── EXERCISE INPUT ──

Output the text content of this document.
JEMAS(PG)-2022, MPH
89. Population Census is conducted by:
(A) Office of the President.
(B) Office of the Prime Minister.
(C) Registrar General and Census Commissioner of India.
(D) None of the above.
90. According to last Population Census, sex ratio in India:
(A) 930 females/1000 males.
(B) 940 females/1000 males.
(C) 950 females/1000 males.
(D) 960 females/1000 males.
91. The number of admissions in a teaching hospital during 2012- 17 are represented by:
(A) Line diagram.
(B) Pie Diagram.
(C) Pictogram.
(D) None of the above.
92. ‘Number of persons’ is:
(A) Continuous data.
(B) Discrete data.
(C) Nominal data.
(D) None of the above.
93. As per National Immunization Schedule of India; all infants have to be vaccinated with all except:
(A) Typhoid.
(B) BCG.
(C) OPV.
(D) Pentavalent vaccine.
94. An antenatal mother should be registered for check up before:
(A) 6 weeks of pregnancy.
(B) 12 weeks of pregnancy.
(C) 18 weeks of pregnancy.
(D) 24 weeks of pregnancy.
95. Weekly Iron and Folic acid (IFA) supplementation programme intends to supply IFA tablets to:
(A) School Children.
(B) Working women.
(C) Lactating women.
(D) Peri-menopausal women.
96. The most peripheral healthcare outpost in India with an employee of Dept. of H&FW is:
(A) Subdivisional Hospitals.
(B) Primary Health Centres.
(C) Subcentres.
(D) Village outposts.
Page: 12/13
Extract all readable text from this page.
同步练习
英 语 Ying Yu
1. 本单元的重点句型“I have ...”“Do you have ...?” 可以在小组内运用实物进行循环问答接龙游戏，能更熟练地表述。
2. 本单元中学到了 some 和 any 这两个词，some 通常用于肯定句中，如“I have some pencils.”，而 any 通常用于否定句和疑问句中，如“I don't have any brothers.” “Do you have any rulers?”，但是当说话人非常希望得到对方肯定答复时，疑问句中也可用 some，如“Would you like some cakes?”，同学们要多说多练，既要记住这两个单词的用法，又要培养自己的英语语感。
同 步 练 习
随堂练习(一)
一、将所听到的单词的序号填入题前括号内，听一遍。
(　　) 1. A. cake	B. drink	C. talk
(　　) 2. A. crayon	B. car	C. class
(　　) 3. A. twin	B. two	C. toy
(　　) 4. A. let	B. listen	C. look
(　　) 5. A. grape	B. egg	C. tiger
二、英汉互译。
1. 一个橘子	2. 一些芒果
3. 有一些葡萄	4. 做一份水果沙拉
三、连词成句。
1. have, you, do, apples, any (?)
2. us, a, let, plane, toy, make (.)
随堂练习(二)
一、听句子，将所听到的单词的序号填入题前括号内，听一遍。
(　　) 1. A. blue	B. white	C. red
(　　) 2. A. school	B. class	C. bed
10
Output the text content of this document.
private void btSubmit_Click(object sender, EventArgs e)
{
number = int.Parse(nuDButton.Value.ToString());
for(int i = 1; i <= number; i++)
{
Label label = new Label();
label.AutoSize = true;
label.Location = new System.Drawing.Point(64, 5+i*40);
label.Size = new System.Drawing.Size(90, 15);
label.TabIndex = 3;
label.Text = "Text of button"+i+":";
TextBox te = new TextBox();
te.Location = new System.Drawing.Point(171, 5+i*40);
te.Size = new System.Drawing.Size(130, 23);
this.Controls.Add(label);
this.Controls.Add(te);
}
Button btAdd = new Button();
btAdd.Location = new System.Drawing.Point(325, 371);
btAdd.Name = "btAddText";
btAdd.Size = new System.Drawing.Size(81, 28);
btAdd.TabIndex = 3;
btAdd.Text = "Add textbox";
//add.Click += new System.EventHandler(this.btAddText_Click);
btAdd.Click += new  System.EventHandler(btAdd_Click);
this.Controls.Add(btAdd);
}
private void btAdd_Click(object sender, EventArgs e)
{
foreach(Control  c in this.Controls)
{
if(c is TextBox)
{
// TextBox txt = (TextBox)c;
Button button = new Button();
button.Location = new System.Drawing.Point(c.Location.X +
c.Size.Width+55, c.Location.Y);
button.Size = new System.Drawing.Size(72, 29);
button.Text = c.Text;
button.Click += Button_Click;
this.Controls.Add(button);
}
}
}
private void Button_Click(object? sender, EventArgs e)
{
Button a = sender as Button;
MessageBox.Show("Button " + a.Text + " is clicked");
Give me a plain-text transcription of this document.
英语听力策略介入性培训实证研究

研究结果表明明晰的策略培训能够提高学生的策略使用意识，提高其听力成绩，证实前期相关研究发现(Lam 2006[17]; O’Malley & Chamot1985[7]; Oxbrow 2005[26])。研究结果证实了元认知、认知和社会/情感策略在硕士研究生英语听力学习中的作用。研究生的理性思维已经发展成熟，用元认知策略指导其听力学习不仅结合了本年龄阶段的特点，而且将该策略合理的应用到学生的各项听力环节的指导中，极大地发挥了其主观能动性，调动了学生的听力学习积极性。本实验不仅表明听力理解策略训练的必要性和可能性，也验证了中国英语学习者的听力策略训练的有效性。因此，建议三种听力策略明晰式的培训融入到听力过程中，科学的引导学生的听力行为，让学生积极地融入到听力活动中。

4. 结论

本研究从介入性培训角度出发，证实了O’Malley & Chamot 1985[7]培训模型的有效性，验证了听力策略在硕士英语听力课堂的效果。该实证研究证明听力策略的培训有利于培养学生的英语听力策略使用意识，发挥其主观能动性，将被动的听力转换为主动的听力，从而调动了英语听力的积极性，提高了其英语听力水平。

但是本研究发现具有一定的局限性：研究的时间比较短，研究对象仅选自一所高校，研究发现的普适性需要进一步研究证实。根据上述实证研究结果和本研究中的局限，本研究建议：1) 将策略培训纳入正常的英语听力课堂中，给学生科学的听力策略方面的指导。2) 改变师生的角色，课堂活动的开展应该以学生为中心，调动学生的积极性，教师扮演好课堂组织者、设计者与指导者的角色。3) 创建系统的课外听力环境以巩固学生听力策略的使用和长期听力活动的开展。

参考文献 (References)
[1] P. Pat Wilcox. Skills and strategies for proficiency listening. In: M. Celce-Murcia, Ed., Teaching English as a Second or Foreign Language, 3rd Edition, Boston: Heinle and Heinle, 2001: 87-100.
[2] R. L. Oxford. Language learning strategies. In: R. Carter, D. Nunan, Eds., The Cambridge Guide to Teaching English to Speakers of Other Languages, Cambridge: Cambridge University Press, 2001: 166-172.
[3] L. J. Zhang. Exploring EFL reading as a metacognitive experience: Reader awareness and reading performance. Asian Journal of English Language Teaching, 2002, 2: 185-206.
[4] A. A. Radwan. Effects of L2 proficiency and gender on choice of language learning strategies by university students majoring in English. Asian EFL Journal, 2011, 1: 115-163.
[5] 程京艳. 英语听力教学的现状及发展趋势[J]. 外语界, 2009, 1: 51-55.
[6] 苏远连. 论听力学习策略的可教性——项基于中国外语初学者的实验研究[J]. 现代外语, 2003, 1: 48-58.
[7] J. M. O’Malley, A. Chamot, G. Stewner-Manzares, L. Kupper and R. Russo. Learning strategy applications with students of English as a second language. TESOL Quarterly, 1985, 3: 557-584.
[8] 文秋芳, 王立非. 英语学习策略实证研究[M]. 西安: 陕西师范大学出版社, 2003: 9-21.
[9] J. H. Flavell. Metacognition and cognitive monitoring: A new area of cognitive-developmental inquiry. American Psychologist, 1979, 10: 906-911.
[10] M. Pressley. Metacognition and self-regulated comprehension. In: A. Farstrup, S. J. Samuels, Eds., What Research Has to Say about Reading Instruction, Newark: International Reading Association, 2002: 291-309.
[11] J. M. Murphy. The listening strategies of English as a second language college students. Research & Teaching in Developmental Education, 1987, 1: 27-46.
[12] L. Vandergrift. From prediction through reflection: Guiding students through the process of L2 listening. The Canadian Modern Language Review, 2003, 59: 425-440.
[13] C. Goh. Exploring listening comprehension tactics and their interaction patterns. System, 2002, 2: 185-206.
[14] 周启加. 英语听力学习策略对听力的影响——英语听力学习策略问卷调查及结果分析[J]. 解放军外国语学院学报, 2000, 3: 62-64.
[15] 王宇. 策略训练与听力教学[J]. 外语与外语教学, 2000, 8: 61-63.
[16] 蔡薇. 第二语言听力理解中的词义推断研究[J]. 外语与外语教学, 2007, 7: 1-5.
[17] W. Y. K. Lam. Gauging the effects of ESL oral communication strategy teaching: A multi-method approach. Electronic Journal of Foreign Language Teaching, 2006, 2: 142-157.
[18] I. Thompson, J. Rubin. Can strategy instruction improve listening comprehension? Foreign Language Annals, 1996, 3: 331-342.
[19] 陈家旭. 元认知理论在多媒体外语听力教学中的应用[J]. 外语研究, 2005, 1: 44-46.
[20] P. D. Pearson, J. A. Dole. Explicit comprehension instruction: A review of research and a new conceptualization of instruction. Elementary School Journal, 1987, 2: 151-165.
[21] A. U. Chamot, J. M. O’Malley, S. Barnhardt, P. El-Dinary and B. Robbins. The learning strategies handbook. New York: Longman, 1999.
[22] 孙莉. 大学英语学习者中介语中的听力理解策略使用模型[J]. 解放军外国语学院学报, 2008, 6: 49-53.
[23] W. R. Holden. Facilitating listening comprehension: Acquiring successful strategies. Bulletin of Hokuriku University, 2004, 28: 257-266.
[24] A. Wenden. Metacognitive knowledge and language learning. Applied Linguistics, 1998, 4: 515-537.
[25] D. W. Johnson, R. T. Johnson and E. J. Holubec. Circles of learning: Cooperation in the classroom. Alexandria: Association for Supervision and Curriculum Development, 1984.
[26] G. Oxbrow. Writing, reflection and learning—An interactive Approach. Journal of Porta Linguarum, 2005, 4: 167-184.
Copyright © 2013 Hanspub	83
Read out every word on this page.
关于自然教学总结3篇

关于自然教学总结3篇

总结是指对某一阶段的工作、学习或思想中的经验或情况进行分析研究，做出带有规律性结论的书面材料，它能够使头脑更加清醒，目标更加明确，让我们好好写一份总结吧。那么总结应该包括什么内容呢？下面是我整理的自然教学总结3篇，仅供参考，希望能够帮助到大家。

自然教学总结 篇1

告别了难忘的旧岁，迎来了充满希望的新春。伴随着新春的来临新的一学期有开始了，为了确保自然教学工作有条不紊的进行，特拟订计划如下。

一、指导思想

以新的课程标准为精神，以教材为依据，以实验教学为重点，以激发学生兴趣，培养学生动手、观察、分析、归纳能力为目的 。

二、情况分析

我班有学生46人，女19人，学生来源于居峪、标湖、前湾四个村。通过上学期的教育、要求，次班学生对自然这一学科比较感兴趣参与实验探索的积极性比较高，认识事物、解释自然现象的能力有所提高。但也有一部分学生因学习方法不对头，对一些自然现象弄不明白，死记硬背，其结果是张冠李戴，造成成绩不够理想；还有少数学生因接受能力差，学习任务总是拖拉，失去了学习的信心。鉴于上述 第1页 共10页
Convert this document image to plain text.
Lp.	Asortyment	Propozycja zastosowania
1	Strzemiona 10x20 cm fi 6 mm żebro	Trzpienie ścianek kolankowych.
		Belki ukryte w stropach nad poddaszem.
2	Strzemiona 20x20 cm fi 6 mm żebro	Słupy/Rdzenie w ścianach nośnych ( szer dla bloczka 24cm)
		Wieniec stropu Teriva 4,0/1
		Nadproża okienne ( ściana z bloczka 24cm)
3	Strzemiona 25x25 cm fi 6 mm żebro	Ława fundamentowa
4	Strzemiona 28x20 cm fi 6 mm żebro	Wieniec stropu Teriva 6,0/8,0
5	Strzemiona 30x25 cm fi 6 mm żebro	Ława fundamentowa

───

● **THE TASK**
Repeat only the stretch of lines starting at the one containing "Convert this document image to plain text." and running to the final line of the entries above.

● **COMPLETE OUTPUT**
Convert this document image to plain text.
Lp.	Asortyment	Propozycja zastosowania
1	Strzemiona 10x20 cm fi 6 mm żebro	Trzpienie ścianek kolankowych.
		Belki ukryte w stropach nad poddaszem.
2	Strzemiona 20x20 cm fi 6 mm żebro	Słupy/Rdzenie w ścianach nośnych ( szer dla bloczka 24cm)
		Wieniec stropu Teriva 4,0/1
		Nadproża okienne ( ściana z bloczka 24cm)
3	Strzemiona 25x25 cm fi 6 mm żebro	Ława fundamentowa
4	Strzemiona 28x20 cm fi 6 mm żebro	Wieniec stropu Teriva 6,0/8,0
5	Strzemiona 30x25 cm fi 6 mm żebro	Ława fundamentowa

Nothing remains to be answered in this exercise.